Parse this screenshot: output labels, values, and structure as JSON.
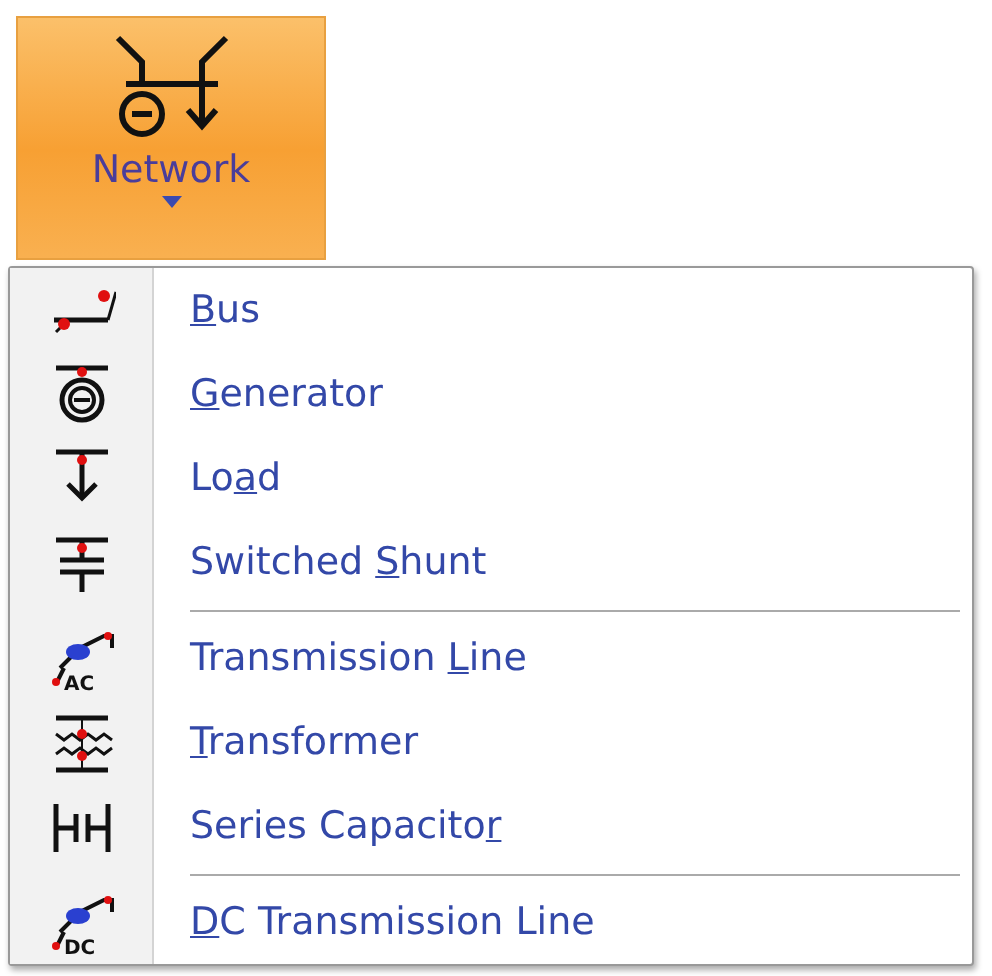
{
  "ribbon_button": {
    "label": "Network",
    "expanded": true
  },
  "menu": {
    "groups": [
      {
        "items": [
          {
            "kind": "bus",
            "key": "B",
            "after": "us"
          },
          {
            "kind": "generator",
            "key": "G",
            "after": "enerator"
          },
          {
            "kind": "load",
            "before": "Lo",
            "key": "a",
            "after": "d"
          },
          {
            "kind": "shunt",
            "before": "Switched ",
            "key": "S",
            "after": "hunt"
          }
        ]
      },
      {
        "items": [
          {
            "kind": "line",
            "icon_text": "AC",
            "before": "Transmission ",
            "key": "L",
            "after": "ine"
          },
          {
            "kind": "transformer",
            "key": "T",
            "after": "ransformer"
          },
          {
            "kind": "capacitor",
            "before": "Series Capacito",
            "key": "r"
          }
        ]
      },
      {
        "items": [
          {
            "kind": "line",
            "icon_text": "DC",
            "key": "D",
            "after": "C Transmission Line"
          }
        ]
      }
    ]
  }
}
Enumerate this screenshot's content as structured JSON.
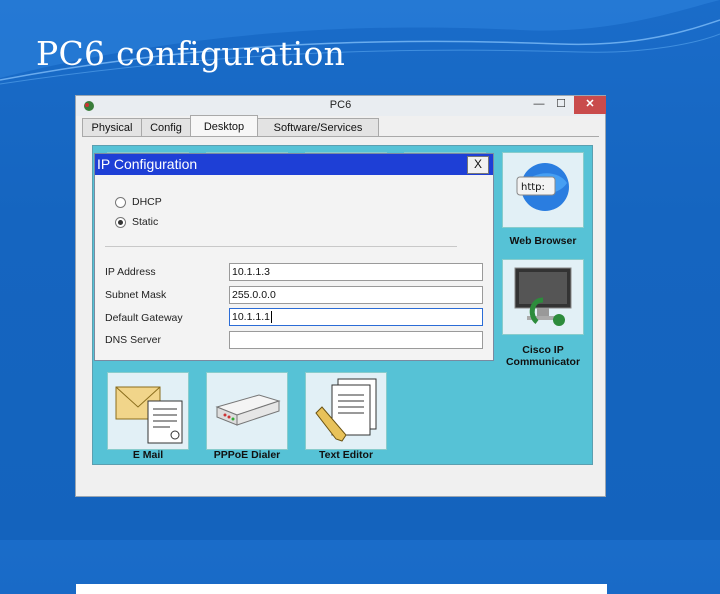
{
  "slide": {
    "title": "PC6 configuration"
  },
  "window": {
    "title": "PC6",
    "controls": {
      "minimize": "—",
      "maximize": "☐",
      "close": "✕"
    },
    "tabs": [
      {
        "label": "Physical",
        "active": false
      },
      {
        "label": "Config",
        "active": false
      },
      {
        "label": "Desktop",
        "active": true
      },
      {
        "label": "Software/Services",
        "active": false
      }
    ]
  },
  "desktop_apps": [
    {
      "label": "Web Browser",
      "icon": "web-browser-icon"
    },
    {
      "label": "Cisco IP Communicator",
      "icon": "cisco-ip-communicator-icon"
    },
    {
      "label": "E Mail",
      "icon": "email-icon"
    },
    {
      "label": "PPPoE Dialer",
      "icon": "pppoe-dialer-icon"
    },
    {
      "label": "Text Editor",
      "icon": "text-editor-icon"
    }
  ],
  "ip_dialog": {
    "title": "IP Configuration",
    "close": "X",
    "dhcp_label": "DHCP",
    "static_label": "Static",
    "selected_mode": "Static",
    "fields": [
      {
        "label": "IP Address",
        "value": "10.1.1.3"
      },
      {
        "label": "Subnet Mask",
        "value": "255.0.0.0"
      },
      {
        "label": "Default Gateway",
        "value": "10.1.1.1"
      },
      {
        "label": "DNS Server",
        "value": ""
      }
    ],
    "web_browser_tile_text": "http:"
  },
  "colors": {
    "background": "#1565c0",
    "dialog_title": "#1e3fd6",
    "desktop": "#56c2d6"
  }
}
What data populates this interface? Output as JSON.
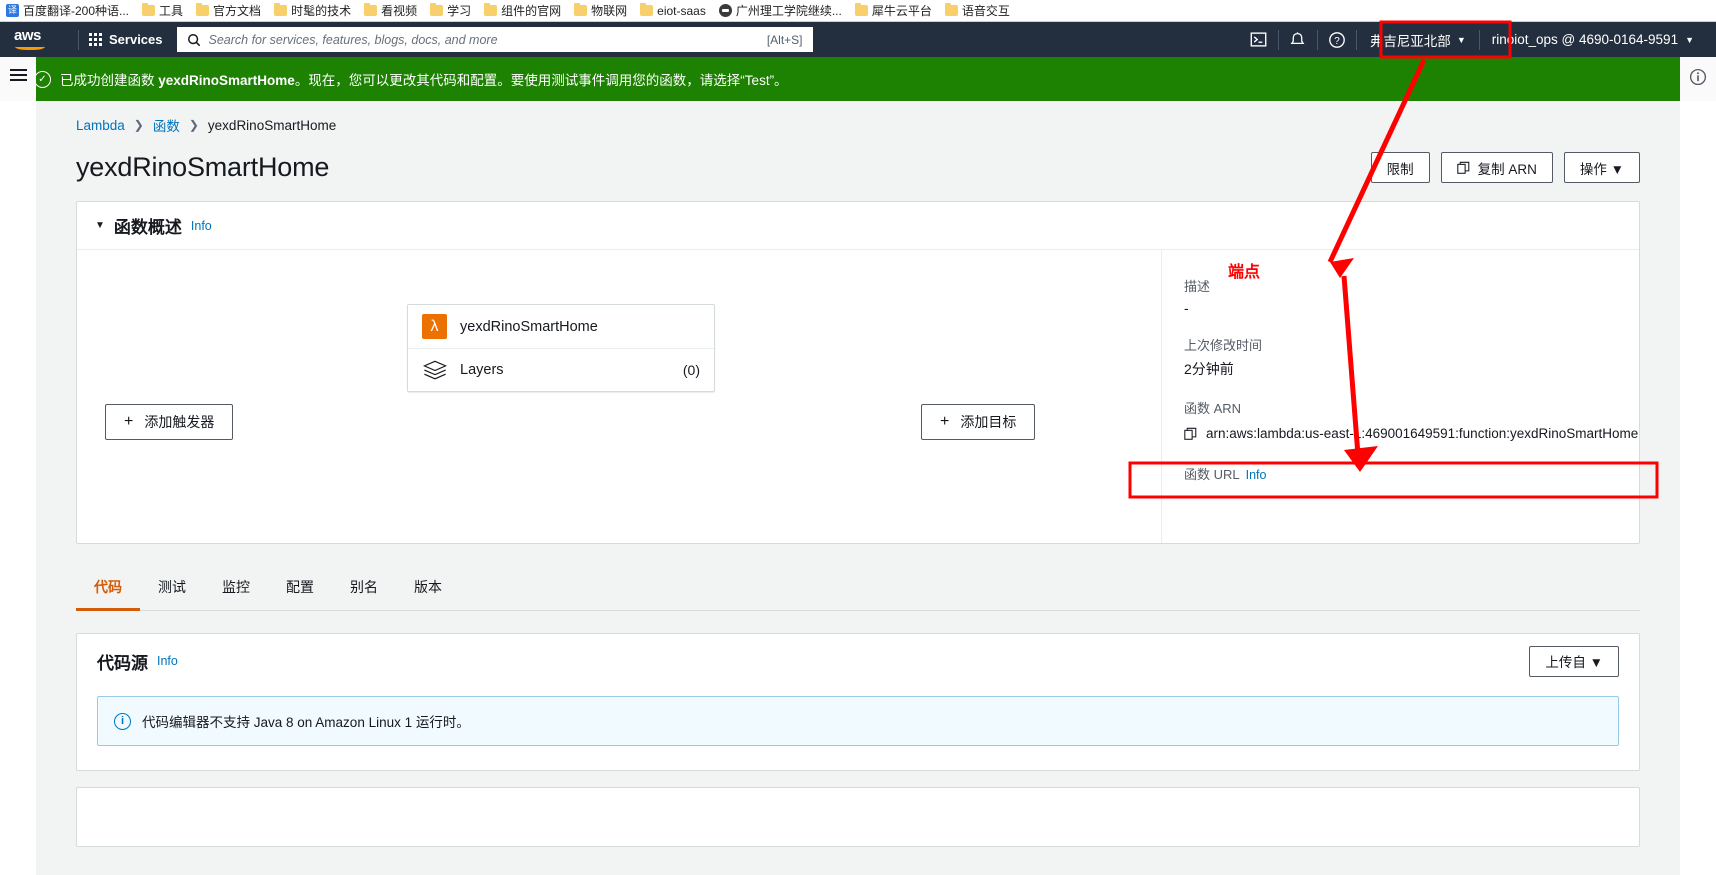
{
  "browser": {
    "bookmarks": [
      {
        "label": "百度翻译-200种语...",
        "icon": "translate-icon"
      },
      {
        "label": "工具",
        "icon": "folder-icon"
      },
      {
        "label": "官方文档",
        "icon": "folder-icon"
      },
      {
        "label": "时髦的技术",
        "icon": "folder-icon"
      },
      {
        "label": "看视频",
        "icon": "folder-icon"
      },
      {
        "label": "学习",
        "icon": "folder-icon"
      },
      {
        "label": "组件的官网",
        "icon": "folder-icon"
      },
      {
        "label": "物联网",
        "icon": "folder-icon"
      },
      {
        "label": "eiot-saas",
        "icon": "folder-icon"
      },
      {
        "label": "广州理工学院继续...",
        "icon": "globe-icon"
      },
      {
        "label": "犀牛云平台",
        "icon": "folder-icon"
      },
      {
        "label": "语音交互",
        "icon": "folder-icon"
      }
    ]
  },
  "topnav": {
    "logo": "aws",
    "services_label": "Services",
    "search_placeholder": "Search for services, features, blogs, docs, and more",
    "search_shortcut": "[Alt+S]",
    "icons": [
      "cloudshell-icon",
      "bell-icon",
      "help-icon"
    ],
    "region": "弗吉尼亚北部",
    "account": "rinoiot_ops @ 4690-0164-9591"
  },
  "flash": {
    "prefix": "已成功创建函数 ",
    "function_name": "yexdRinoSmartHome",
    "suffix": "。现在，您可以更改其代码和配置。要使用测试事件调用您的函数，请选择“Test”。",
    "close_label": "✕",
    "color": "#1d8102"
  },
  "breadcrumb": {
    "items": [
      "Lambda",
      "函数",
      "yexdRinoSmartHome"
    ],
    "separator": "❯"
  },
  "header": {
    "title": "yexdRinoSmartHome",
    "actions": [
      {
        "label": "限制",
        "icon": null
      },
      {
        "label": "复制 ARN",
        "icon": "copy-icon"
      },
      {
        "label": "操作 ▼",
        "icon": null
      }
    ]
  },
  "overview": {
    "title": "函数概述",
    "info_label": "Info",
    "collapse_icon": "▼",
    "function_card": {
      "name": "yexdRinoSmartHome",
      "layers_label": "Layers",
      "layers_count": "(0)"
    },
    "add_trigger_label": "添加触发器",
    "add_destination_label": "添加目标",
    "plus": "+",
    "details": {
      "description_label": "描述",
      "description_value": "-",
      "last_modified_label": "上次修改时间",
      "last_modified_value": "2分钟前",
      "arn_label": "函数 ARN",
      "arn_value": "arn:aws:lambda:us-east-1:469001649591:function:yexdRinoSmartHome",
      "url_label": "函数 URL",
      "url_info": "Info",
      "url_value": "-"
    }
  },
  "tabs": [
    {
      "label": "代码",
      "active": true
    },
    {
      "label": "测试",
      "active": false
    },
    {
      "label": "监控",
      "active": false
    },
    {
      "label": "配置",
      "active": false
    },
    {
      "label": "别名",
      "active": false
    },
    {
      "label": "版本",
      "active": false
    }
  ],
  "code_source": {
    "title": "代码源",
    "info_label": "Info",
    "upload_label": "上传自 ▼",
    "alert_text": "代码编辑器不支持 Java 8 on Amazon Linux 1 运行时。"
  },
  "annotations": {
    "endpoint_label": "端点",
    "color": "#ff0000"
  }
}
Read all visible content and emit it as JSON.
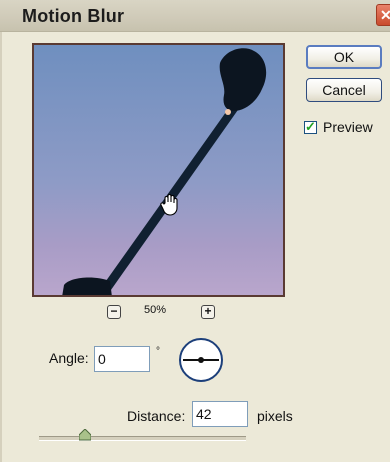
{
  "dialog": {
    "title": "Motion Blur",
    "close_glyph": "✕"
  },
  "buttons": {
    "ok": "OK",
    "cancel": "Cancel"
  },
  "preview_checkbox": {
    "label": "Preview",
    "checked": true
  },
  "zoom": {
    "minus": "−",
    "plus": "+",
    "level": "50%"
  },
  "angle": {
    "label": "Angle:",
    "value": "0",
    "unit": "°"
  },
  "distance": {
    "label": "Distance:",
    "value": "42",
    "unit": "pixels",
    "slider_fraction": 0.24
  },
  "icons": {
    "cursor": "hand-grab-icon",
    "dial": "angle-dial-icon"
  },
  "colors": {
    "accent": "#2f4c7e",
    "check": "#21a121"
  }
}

───

**WHAT THE TASK ASKS**. Gather up every line from the listing above in which the word "screenshot" occurs.

**WRITTEN REPLY**.
Parse this screenshot: output labels, values, and structure as JSON.
Enumerate this screenshot's content as structured JSON.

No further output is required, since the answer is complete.